- _Exercise set_:
- A) According to the text on Chernobyl's Unit 2 reactor hall, what event has kept Unit 2 offline since 1991?
- B) Retype the part of the text on Chernobyl's Unit 2 reactor hall that begins at the words "Please select any" and stops after the words "Machine Control Room)".
- C) Continue the text on Chernobyl's Unit 2 reactor hall from its last sentence.

Please select any photo in the galleries for a larger version and descriptive caption.

The reactor hall and control room of Unit 2 at the Chernobyl Nuclear Power Plant are documented in these photo galleries and companion video.

Room 612/2 (Central Hall); Room 804/2 (Refueling Machine Control Room)

The RBMK reactor design features an ability for online refueling: withdrawal and insertion of fuel bundles while the reactor is at power.  The charge face with its 2000-some channel covers is sited above the reactor within a massive “central hall” that is built like a hot cell, with concrete entryway mazes and leaded-glass windows for refueling operators.  The dominant piece of equipment is, of course, the crane-mounted RZM (refueling machine).  Also in the central hall are two spent-fuel basins, fresh fuel and instrumentation storage hangers, and metal plate covers for accessing the upper steamwater pipelines from the reactor and the peripheral ionization chambers.  Unit 1 and 2’s central halls are on the +20.2m elevation, typical of first-generation RBMK plants, while the later Unit 3 and 4 central halls are on +35.5m.  The chief reason for this is the introduction of a steam-suppressing pool and “Accident Localization System” below the reactor in the later design.  Unit 2 has been offline since a turbine hall fire in 1991, and is defueled and dry (all spent fuel is in the ISF-1 facility).  The spent fuel pools in the reactor hall are also dry, but are currently being used to store fuel support stringers.  Measured exposure rates in the reactor hall range from surprisingly low (3 mR/h on uncovered fuel channels on the “pyatak” or reactor lid) to surprisingly high (2 R/h close to a point source-maybe a fuel flea?-on a fuel stringer).  Like other RBMK reactors, including Unit 3 at Chernobyl, ChNPP-2 participated in transmutation doping of silicon for the Soviet semiconductor industry.  A single channel ordinarily used for the control and protection system was assigned for this application.

- _Given data_:
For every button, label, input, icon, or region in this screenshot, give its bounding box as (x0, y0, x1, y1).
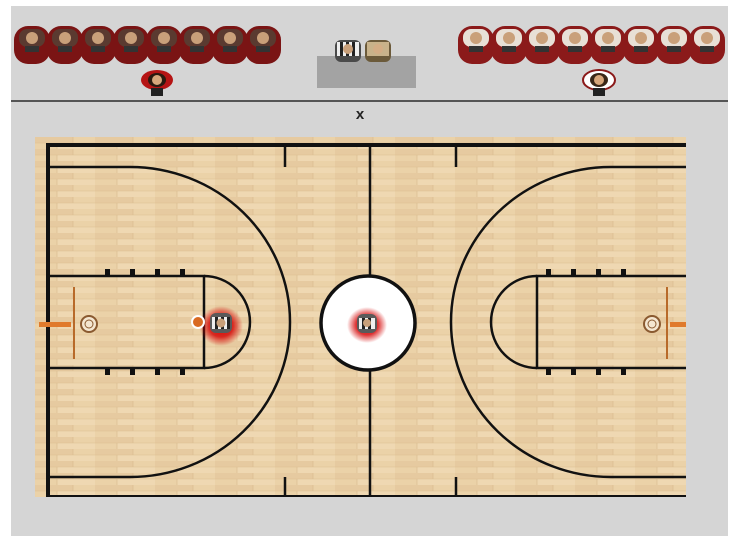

- _Responses for each task_:
- A) A turbine hall fire in 1991.

- B)
Please select any photo in the galleries for a larger version and descriptive caption.

The reactor hall and control room of Unit 2 at the Chernobyl Nuclear Power Plant are documented in these photo galleries and companion video.

Room 612/2 (Central Hall); Room 804/2 (Refueling Machine Control Room)

- C)
Video (via YouTube)

Room G364/2 (Unit 2 Control Room)

The control room, like all others at RBMK plants, is situated nominally at +10m elevation in the “deaerator stack” abutting the turbine hall.  The tray-type deaerators themselves, and reactor steam and feedwater piping, are in compartments directly above the control rooms, leading to some interesting hypothetical accident scenarios whereby radioactive water might invade the control rooms from above.  At ChNPP, the Unit 2 control room has a notable radiation “hot spot” above T Desk at the west end, possibly due to contamination in the steamwater piping compartment upstairs.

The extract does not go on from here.